_Problem requirements_.
Collect from the data below each line with "eval".

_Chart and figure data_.
***
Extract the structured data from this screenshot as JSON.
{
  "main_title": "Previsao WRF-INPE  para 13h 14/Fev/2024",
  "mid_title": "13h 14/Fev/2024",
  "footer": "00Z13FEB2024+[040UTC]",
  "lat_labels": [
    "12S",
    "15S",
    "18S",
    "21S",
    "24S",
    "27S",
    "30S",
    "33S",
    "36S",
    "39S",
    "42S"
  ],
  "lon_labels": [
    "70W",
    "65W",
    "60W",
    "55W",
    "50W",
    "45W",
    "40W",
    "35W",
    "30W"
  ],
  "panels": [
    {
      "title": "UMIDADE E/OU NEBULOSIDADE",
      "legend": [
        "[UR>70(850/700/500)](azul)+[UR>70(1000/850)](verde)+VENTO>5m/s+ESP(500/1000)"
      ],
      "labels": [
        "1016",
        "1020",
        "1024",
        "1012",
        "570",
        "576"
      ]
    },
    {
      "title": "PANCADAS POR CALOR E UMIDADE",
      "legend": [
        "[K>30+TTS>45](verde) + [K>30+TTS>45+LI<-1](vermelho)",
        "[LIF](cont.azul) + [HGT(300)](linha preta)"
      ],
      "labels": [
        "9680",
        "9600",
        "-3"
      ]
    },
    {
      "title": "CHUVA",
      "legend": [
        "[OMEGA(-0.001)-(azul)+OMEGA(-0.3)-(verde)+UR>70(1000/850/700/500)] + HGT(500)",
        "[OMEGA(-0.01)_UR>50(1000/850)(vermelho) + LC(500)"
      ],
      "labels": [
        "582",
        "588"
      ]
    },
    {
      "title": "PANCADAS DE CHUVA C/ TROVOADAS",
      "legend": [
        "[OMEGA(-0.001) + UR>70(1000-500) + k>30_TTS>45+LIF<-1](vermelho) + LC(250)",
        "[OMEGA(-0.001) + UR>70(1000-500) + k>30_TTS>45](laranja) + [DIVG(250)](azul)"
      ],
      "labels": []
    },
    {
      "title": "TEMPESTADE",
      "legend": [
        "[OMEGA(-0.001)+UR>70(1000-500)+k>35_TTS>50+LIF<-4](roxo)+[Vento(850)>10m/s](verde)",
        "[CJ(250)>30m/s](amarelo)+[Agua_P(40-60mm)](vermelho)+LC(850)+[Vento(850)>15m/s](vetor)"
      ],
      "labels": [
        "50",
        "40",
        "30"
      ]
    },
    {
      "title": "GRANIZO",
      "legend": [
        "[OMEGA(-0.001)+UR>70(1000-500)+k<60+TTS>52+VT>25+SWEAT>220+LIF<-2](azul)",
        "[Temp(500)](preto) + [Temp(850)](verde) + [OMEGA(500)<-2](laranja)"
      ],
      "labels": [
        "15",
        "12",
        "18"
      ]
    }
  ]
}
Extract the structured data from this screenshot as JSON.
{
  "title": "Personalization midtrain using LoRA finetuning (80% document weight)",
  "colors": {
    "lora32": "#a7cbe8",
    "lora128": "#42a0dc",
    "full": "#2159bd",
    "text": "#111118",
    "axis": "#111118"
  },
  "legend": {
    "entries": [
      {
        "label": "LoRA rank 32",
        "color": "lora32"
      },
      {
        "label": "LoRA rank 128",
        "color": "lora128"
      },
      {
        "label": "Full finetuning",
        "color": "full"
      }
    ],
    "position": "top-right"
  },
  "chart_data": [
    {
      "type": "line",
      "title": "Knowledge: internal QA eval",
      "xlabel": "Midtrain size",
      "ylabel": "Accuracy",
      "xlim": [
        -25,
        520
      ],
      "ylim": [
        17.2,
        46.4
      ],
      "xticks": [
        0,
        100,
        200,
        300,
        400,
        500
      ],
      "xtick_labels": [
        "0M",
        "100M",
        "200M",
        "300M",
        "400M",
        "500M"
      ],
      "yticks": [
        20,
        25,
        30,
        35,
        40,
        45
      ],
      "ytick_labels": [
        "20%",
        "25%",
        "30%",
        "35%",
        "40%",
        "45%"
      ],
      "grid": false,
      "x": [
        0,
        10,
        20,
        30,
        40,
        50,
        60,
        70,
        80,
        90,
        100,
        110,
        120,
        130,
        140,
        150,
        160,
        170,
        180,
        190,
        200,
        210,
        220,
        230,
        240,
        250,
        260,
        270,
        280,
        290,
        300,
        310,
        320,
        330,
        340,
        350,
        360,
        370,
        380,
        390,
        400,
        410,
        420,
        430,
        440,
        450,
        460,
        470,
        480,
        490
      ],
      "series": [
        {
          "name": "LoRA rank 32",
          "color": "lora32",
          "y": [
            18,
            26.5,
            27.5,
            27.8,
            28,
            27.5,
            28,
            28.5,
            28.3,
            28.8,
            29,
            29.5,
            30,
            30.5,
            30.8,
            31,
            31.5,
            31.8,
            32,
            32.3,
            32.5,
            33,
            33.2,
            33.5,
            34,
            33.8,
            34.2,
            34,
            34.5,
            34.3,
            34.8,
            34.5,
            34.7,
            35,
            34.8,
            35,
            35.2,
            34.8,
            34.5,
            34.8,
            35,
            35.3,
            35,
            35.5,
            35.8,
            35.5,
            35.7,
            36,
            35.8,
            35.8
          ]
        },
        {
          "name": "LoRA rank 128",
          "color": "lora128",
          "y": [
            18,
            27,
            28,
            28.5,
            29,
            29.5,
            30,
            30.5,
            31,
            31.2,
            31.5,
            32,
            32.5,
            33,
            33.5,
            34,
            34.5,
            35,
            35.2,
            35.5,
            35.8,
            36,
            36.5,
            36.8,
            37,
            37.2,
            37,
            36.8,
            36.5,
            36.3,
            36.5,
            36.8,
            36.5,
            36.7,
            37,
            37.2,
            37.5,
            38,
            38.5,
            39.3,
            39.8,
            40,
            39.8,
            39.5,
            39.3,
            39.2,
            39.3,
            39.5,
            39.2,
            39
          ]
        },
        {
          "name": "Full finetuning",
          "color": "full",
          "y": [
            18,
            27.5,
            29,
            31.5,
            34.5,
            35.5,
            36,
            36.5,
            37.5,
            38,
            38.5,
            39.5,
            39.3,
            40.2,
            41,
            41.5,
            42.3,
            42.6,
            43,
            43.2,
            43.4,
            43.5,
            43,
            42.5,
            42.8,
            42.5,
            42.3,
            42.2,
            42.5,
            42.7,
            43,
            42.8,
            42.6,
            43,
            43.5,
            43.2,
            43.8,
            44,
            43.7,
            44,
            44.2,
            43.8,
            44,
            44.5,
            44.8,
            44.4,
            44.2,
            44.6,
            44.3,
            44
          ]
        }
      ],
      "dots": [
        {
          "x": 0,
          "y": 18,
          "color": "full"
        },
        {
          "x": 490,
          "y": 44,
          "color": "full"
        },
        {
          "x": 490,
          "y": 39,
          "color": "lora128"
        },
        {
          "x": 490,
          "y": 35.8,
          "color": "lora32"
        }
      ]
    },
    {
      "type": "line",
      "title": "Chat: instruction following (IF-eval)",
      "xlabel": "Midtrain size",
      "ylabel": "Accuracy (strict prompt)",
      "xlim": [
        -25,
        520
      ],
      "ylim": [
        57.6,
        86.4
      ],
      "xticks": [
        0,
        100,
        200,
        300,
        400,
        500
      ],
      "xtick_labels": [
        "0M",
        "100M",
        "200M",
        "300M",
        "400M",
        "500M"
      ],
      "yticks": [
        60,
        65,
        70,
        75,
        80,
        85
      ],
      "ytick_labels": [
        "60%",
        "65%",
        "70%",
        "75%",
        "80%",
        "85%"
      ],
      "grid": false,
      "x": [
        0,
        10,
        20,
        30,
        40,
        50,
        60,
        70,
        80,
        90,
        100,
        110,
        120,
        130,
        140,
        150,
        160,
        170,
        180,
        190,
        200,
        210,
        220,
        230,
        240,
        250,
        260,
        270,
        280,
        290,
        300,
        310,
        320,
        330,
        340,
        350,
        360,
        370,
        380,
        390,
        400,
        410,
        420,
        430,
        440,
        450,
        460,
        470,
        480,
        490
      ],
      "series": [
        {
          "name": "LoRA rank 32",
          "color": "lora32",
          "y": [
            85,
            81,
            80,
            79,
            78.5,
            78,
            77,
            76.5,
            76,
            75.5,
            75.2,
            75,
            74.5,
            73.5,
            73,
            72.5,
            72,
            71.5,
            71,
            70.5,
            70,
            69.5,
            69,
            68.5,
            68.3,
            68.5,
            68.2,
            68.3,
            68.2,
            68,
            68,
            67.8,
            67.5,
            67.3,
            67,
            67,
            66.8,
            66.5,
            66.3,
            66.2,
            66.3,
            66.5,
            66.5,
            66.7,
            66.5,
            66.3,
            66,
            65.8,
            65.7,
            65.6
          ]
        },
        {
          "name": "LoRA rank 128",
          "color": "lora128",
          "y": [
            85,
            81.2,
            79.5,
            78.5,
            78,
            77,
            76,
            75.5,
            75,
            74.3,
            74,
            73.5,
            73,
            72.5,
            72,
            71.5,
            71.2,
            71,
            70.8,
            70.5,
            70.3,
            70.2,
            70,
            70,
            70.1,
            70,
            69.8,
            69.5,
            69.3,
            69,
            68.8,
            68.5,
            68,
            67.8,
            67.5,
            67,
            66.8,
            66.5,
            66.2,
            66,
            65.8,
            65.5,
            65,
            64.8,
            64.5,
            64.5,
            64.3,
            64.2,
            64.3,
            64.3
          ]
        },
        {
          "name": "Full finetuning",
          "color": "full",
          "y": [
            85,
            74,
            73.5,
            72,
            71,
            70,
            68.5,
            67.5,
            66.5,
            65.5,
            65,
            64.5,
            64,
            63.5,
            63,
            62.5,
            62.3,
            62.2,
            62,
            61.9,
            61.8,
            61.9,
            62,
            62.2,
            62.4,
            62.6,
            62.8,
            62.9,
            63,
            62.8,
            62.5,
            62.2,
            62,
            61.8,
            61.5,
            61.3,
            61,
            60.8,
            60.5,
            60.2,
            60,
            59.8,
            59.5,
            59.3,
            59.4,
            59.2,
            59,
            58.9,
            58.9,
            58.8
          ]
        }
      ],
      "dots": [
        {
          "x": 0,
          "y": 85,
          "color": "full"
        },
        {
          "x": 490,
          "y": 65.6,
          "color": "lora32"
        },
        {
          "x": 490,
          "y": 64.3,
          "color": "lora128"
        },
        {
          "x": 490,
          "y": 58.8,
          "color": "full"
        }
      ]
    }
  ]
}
***
_In response_.
      "title": "Knowledge: internal QA eval",
      "title": "Chat: instruction following (IF-eval)",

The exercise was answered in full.